Task objective:
Go through the entries below and retype them exactly, omitting each picture.

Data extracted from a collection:
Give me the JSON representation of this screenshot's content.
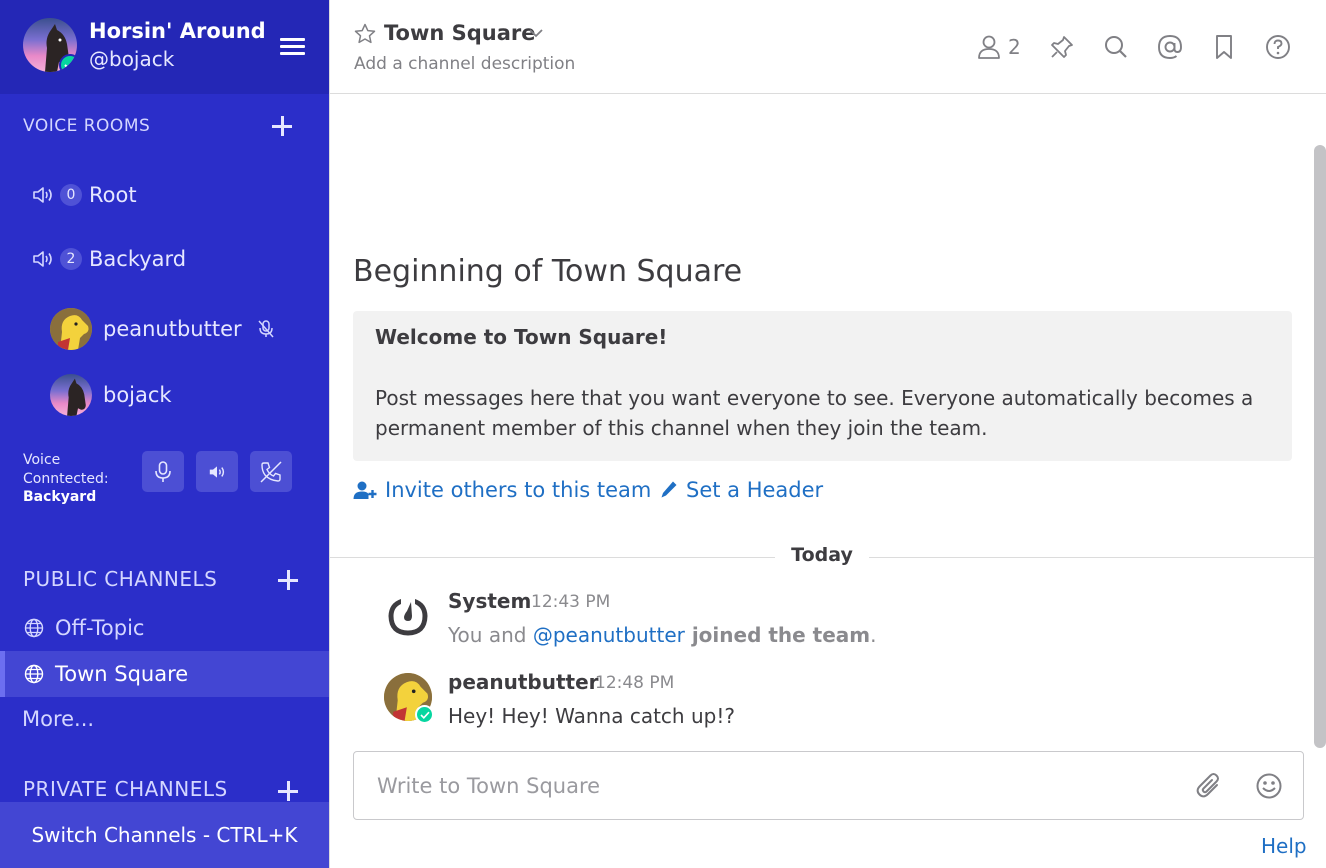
{
  "sidebar": {
    "team_name": "Horsin' Around",
    "username": "@bojack",
    "voice_rooms": {
      "title": "VOICE ROOMS",
      "rooms": [
        {
          "count": "0",
          "name": "Root"
        },
        {
          "count": "2",
          "name": "Backyard"
        }
      ],
      "users": [
        {
          "name": "peanutbutter",
          "muted": true
        },
        {
          "name": "bojack",
          "muted": false
        }
      ],
      "connected_label": "Voice Conntected:",
      "connected_room": "Backyard"
    },
    "public_channels": {
      "title": "PUBLIC CHANNELS",
      "items": [
        {
          "name": "Off-Topic",
          "active": false
        },
        {
          "name": "Town Square",
          "active": true
        }
      ],
      "more": "More..."
    },
    "private_channels": {
      "title": "PRIVATE CHANNELS"
    },
    "switch_channels": "Switch Channels - CTRL+K"
  },
  "header": {
    "channel_name": "Town Square",
    "description": "Add a channel description",
    "member_count": "2"
  },
  "intro": {
    "title": "Beginning of Town Square",
    "welcome_title": "Welcome to Town Square!",
    "welcome_body": "Post messages here that you want everyone to see. Everyone automatically becomes a permanent member of this channel when they join the team.",
    "invite_link": "Invite others to this team",
    "header_link": "Set a Header"
  },
  "date_separator": "Today",
  "posts": [
    {
      "user": "System",
      "time": "12:43 PM",
      "text_prefix": "You and ",
      "mention": "@peanutbutter",
      "text_suffix": " joined the team",
      "text_end": "."
    },
    {
      "user": "peanutbutter",
      "time": "12:48 PM",
      "text": "Hey! Hey! Wanna catch up!?"
    }
  ],
  "composer": {
    "placeholder": "Write to Town Square"
  },
  "help": "Help",
  "colors": {
    "sidebar_bg": "#2b2ec9",
    "sidebar_header_bg": "#2427b6",
    "online_status": "#06d6a0",
    "link": "#1f6fc4"
  }
}
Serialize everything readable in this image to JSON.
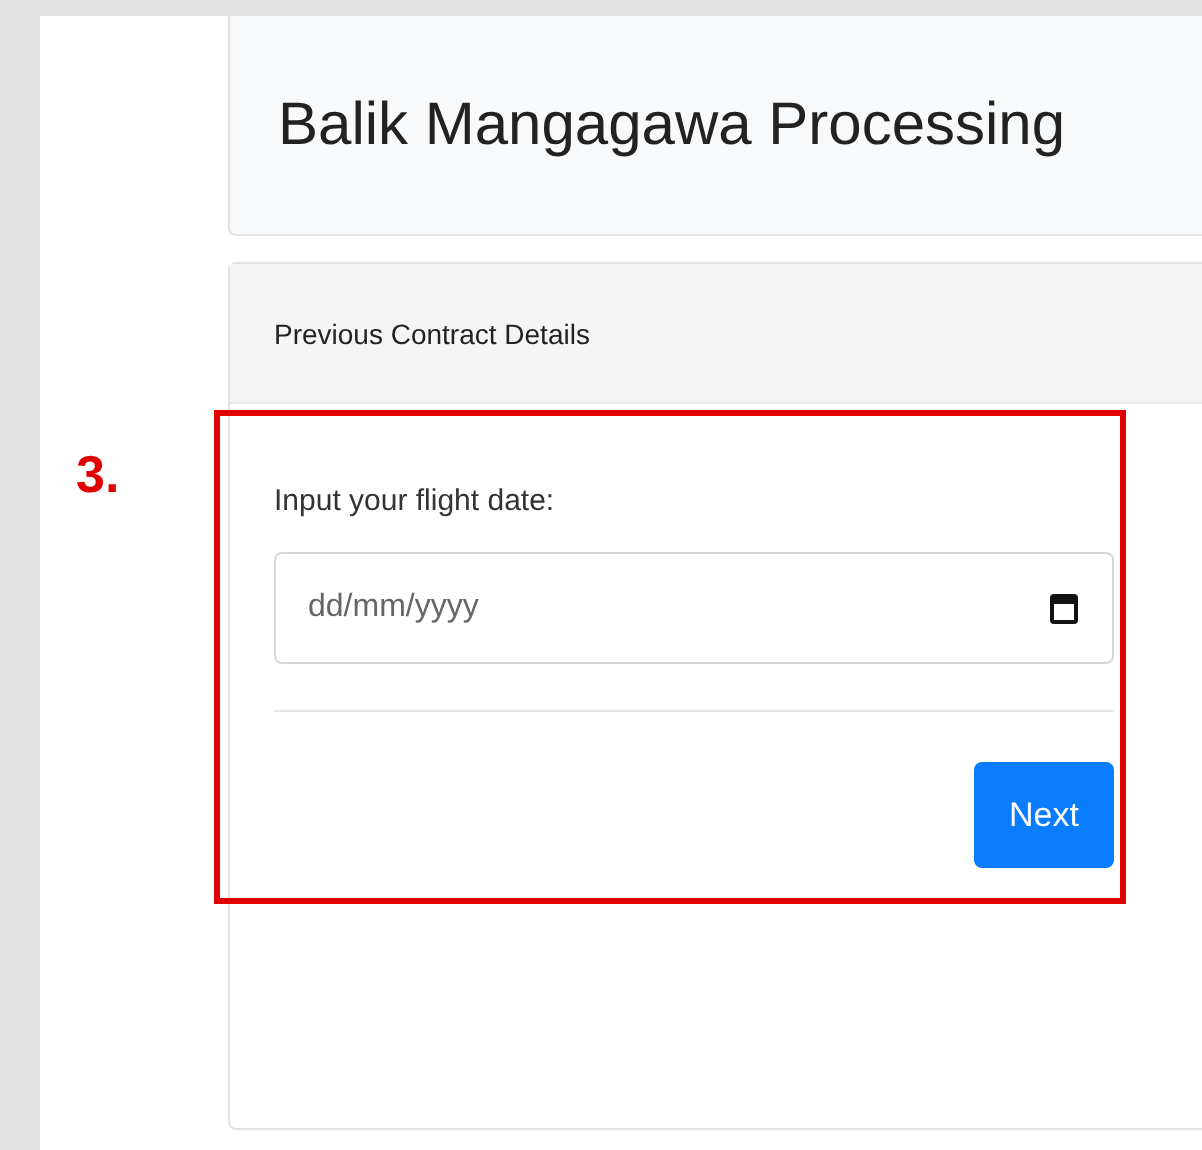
{
  "page_title": "Balik Mangagawa Processing",
  "card": {
    "header": "Previous Contract Details",
    "field": {
      "label": "Input your flight date:",
      "placeholder": "dd/mm/yyyy"
    },
    "button": "Next"
  },
  "annotation": {
    "label": "3."
  }
}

Full answer:
Give me the JSON representation of this screenshot's content.
{
  "sidebar": {
    "team_name": "Horsin' Around",
    "username": "@bojack",
    "voice_rooms": {
      "title": "VOICE ROOMS",
      "rooms": [
        {
          "count": "0",
          "name": "Root"
        },
        {
          "count": "2",
          "name": "Backyard"
        }
      ],
      "users": [
        {
          "name": "peanutbutter",
          "muted": true
        },
        {
          "name": "bojack",
          "muted": false
        }
      ],
      "connected_label": "Voice Conntected:",
      "connected_room": "Backyard"
    },
    "public_channels": {
      "title": "PUBLIC CHANNELS",
      "items": [
        {
          "name": "Off-Topic",
          "active": false
        },
        {
          "name": "Town Square",
          "active": true
        }
      ],
      "more": "More..."
    },
    "private_channels": {
      "title": "PRIVATE CHANNELS"
    },
    "switch_channels": "Switch Channels - CTRL+K"
  },
  "header": {
    "channel_name": "Town Square",
    "description": "Add a channel description",
    "member_count": "2"
  },
  "intro": {
    "title": "Beginning of Town Square",
    "welcome_title": "Welcome to Town Square!",
    "welcome_body": "Post messages here that you want everyone to see. Everyone automatically becomes a permanent member of this channel when they join the team.",
    "invite_link": "Invite others to this team",
    "header_link": "Set a Header"
  },
  "date_separator": "Today",
  "posts": [
    {
      "user": "System",
      "time": "12:43 PM",
      "text_prefix": "You and ",
      "mention": "@peanutbutter",
      "text_suffix": " joined the team",
      "text_end": "."
    },
    {
      "user": "peanutbutter",
      "time": "12:48 PM",
      "text": "Hey! Hey! Wanna catch up!?"
    }
  ],
  "composer": {
    "placeholder": "Write to Town Square"
  },
  "help": "Help",
  "colors": {
    "sidebar_bg": "#2b2ec9",
    "sidebar_header_bg": "#2427b6",
    "online_status": "#06d6a0",
    "link": "#1f6fc4"
  }
}
Serialize everything readable in this image to JSON.
{
  "page_title": "Balik Mangagawa Processing",
  "card": {
    "header": "Previous Contract Details",
    "field": {
      "label": "Input your flight date:",
      "placeholder": "dd/mm/yyyy"
    },
    "button": "Next"
  },
  "annotation": {
    "label": "3."
  }
}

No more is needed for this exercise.